*AIM OF THE TASK*.
Among the entries below, find the lines with "lists" and copy them.

*RECORDS PROVIDED*.
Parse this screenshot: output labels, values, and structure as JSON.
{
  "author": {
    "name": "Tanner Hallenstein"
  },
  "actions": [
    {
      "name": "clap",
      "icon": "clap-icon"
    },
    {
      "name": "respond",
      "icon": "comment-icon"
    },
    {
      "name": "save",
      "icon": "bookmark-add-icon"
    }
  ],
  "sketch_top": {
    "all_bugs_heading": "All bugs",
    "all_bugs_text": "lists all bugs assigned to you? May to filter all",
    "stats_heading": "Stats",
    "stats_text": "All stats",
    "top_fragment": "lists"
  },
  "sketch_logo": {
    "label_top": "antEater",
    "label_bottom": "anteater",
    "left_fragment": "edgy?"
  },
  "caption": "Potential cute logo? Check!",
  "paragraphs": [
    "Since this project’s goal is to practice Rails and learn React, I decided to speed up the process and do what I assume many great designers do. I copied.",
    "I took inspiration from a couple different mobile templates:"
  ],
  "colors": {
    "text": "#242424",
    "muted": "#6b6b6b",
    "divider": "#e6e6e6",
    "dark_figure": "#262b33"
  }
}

==

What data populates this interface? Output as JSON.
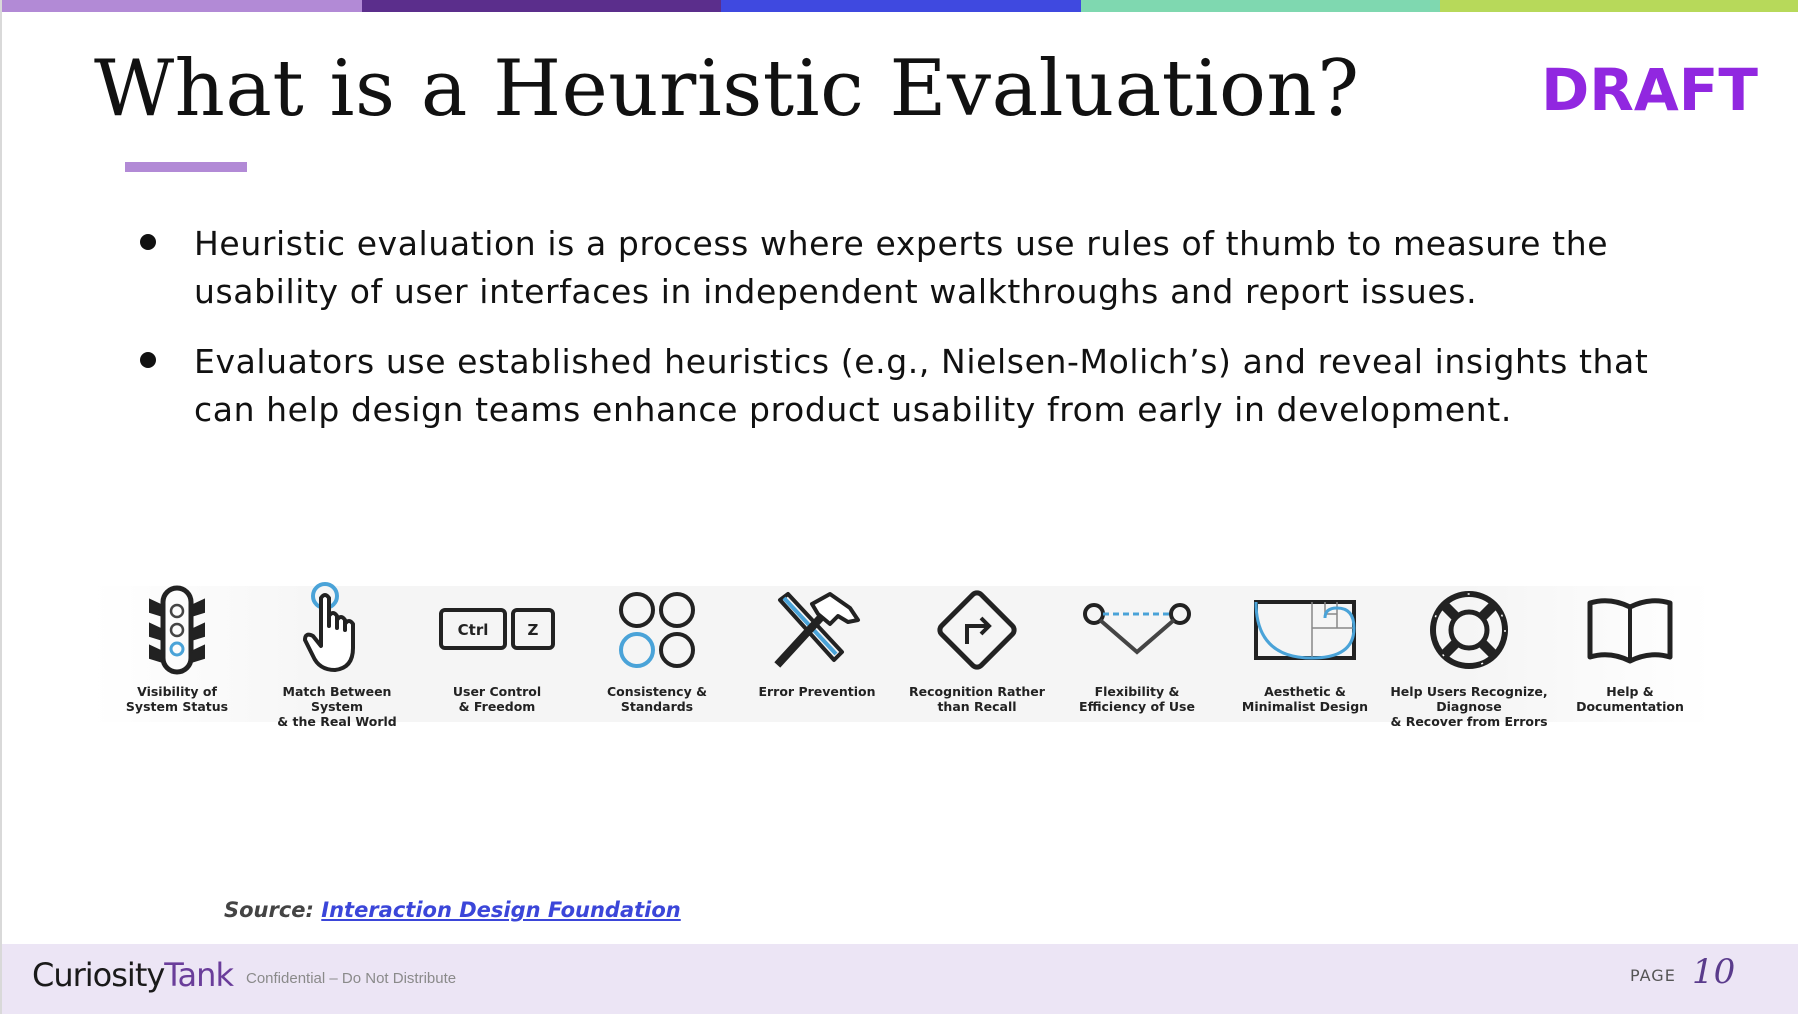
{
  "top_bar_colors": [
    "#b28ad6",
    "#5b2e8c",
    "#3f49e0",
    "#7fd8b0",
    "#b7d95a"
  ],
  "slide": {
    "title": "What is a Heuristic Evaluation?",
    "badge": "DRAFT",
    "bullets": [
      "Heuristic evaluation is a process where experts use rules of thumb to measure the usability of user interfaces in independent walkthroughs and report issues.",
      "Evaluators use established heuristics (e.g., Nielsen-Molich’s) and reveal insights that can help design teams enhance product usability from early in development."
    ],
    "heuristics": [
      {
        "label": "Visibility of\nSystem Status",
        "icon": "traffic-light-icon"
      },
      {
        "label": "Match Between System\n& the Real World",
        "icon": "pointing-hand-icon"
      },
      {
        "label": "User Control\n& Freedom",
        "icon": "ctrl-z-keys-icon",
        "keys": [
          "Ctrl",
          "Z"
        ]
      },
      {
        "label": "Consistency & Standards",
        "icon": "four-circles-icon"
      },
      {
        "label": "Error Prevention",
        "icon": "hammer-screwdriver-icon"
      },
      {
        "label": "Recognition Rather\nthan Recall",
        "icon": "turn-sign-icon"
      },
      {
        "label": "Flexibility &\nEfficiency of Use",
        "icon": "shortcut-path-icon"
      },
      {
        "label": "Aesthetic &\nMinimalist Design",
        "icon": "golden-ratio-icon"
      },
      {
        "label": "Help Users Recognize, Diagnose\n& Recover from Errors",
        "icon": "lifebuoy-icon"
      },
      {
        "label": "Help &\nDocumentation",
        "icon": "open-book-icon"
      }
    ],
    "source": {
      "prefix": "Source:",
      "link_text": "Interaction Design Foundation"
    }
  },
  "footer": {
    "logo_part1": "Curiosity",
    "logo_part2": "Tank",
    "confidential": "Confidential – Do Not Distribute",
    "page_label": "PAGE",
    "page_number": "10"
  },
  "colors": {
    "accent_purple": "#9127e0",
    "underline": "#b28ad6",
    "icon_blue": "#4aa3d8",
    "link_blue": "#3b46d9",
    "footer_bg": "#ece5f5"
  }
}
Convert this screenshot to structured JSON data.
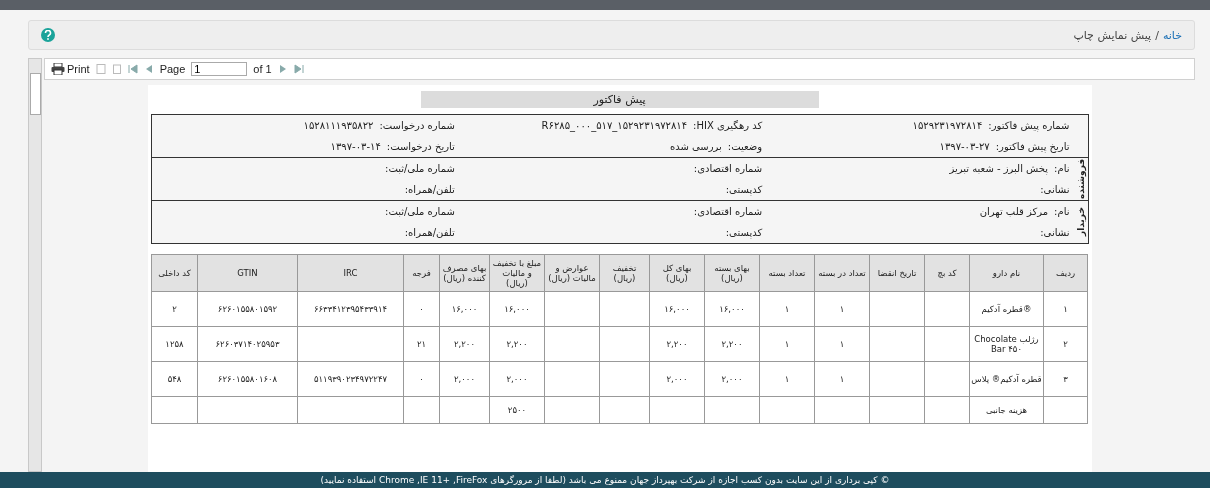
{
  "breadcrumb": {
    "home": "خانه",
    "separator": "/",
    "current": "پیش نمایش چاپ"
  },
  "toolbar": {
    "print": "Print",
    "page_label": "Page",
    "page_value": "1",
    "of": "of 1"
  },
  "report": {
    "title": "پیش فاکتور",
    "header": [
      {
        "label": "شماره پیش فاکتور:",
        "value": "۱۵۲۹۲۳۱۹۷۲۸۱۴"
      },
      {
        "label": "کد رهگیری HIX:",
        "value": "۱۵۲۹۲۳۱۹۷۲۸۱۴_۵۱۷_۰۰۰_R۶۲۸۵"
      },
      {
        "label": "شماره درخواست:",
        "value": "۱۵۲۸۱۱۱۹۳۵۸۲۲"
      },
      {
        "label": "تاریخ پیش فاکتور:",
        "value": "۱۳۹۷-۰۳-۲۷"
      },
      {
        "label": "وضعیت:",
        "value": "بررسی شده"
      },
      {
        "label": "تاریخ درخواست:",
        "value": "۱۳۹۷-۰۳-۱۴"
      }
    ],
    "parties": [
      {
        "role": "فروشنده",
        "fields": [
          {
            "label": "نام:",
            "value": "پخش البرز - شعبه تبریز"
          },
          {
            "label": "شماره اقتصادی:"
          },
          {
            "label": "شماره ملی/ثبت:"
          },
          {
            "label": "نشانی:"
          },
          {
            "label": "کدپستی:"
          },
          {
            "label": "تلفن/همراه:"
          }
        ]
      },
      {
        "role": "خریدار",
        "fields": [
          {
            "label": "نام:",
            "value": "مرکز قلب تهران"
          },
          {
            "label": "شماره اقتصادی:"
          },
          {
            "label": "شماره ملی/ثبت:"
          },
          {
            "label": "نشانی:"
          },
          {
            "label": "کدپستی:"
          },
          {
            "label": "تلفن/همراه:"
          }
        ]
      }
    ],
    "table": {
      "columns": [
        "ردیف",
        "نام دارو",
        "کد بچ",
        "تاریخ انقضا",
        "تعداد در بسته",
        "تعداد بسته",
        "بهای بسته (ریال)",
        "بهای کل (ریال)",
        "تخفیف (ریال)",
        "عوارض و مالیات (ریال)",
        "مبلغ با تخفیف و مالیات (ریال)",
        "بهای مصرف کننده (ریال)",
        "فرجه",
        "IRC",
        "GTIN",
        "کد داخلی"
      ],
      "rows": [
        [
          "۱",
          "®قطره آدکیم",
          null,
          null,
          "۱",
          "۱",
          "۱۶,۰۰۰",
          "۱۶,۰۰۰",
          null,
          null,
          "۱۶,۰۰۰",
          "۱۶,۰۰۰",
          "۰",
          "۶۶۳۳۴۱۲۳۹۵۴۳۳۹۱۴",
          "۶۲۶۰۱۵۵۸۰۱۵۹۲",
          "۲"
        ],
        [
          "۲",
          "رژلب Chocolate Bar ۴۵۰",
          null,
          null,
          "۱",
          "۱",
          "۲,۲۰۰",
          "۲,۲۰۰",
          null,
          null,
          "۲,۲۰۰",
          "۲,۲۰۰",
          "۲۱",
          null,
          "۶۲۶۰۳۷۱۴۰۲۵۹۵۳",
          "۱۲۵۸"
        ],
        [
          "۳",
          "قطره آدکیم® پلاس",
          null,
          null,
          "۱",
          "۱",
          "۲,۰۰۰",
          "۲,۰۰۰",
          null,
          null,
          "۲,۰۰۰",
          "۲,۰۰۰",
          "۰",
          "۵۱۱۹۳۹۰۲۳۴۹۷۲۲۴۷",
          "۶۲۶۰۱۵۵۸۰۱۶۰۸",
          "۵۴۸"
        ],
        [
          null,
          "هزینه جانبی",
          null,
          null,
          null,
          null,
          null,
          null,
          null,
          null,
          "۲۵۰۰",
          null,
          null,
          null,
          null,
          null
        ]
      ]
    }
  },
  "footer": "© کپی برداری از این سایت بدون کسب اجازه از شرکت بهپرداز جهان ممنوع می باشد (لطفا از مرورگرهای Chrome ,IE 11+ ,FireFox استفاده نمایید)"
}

* * *

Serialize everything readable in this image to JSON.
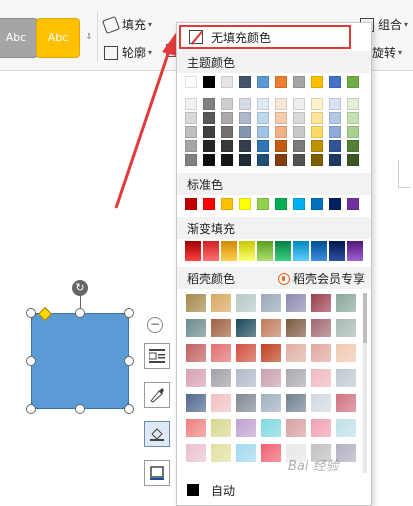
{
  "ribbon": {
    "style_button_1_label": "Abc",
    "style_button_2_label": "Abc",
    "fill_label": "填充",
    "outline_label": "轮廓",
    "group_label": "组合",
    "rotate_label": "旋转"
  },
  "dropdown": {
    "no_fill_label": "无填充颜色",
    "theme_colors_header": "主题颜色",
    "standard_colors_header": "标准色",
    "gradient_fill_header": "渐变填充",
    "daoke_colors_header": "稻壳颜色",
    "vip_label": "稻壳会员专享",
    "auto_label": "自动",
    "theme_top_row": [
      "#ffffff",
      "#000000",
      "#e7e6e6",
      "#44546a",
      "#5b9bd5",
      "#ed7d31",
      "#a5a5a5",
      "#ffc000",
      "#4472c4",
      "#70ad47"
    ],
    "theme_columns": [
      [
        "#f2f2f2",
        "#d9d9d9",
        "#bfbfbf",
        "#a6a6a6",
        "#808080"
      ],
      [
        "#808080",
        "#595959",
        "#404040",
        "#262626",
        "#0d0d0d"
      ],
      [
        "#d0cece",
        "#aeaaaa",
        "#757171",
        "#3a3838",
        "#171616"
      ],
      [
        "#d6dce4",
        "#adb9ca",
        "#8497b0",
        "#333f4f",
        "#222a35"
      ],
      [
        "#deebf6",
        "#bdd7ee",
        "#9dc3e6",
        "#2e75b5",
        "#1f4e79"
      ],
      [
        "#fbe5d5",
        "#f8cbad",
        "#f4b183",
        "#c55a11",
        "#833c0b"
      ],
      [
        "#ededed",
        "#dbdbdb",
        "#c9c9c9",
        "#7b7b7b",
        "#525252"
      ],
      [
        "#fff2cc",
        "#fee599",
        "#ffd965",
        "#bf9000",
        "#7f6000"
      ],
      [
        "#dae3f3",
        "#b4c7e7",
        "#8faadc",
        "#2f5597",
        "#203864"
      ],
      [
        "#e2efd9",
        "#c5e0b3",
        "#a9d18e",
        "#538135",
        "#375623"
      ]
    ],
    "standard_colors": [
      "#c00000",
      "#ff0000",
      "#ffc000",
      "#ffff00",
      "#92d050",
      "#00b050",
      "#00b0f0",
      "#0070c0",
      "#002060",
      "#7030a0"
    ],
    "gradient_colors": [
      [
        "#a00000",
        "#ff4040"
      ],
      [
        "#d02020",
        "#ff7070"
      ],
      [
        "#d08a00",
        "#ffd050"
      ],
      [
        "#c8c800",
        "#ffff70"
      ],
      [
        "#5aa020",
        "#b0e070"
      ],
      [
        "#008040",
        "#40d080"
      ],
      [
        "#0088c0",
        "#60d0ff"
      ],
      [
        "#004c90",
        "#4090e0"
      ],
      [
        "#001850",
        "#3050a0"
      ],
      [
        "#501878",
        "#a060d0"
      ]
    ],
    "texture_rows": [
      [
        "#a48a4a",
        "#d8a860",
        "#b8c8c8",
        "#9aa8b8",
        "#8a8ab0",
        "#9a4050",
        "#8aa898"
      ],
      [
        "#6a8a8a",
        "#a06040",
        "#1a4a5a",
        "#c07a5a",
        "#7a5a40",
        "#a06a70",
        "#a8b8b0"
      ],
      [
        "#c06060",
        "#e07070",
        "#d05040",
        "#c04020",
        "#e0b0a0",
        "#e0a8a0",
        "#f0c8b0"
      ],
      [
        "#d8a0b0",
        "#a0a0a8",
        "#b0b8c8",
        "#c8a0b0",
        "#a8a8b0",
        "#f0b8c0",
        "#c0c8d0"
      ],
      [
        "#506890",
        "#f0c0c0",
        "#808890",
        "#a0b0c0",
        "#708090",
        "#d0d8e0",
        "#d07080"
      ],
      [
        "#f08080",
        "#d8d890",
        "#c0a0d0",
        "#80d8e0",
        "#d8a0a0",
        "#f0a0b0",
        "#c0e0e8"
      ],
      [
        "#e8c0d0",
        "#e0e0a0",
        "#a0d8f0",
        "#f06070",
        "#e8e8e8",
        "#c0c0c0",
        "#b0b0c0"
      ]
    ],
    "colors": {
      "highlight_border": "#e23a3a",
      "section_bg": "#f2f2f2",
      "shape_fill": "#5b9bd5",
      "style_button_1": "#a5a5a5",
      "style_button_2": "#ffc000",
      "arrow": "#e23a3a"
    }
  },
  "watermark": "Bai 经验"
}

*FINAL RESULT*.
    "all_bugs_text": "lists all bugs assigned to you? May to filter all",
    "top_fragment": "lists"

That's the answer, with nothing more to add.